Dataset entries
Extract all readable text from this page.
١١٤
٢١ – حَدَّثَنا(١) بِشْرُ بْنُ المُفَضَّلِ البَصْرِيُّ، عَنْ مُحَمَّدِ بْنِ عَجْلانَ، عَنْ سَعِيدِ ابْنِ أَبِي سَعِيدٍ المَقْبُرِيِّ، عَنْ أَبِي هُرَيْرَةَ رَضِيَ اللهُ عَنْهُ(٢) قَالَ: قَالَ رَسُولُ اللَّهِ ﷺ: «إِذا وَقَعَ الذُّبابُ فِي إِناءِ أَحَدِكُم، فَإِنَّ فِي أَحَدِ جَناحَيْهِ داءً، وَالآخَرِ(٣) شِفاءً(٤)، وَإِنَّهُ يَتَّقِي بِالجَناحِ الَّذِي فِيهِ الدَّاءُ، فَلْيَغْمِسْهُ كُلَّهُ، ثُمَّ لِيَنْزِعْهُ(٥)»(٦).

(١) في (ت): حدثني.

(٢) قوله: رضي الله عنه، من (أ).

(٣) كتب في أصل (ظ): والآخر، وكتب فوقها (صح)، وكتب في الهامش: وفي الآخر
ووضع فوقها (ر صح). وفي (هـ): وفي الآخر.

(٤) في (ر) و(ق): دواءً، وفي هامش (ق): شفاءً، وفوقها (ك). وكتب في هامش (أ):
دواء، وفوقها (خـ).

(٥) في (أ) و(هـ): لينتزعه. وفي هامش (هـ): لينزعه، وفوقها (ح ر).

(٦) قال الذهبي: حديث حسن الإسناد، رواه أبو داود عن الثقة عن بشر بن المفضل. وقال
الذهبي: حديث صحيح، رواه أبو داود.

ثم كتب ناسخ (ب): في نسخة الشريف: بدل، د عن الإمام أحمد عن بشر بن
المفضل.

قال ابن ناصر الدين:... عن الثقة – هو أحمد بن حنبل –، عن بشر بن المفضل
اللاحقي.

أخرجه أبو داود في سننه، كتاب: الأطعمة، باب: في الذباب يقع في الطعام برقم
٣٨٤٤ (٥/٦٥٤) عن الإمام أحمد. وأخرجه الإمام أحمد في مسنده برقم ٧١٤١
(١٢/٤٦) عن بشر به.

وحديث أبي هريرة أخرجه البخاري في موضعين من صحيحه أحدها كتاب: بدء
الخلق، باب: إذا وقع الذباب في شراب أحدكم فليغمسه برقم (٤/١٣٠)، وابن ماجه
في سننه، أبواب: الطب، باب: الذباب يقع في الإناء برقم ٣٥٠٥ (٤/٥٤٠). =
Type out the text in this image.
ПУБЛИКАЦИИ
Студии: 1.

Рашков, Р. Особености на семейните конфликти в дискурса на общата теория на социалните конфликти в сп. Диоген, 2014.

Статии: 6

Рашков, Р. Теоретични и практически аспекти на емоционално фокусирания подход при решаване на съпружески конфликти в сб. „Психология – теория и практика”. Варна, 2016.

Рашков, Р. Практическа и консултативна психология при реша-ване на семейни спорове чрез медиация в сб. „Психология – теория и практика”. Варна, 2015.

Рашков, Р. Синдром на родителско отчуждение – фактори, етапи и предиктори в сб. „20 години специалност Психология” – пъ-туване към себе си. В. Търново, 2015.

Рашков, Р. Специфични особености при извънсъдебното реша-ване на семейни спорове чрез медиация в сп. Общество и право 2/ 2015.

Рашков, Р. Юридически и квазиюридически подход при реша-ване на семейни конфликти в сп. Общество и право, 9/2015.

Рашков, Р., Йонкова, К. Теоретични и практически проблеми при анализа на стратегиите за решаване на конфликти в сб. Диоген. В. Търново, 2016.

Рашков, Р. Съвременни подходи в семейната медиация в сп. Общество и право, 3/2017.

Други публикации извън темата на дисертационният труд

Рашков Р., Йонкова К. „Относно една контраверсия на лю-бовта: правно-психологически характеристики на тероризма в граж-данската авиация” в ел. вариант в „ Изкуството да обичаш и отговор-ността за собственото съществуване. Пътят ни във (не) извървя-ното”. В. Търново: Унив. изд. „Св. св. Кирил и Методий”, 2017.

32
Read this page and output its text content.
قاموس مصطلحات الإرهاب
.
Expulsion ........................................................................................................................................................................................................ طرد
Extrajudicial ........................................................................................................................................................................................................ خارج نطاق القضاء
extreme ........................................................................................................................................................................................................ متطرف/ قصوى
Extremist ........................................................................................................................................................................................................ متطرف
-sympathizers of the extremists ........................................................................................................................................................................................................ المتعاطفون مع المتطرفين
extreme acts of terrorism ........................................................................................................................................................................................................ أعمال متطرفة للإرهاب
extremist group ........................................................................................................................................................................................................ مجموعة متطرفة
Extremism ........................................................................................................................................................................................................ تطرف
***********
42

TASK STATEMENT
Go through the records and pull out each line that includes the word "Психология".

FINAL ANSWER
Рашков, Р. Теоретични и практически аспекти на емоционално фокусирания подход при решаване на съпружески конфликти в сб. „Психология – теория и практика”. Варна, 2016.
Рашков, Р. Практическа и консултативна психология при реша-ване на семейни спорове чрез медиация в сб. „Психология – теория и практика”. Варна, 2015.
Рашков, Р. Синдром на родителско отчуждение – фактори, етапи и предиктори в сб. „20 години специалност Психология” – пъ-туване към себе си. В. Търново, 2015.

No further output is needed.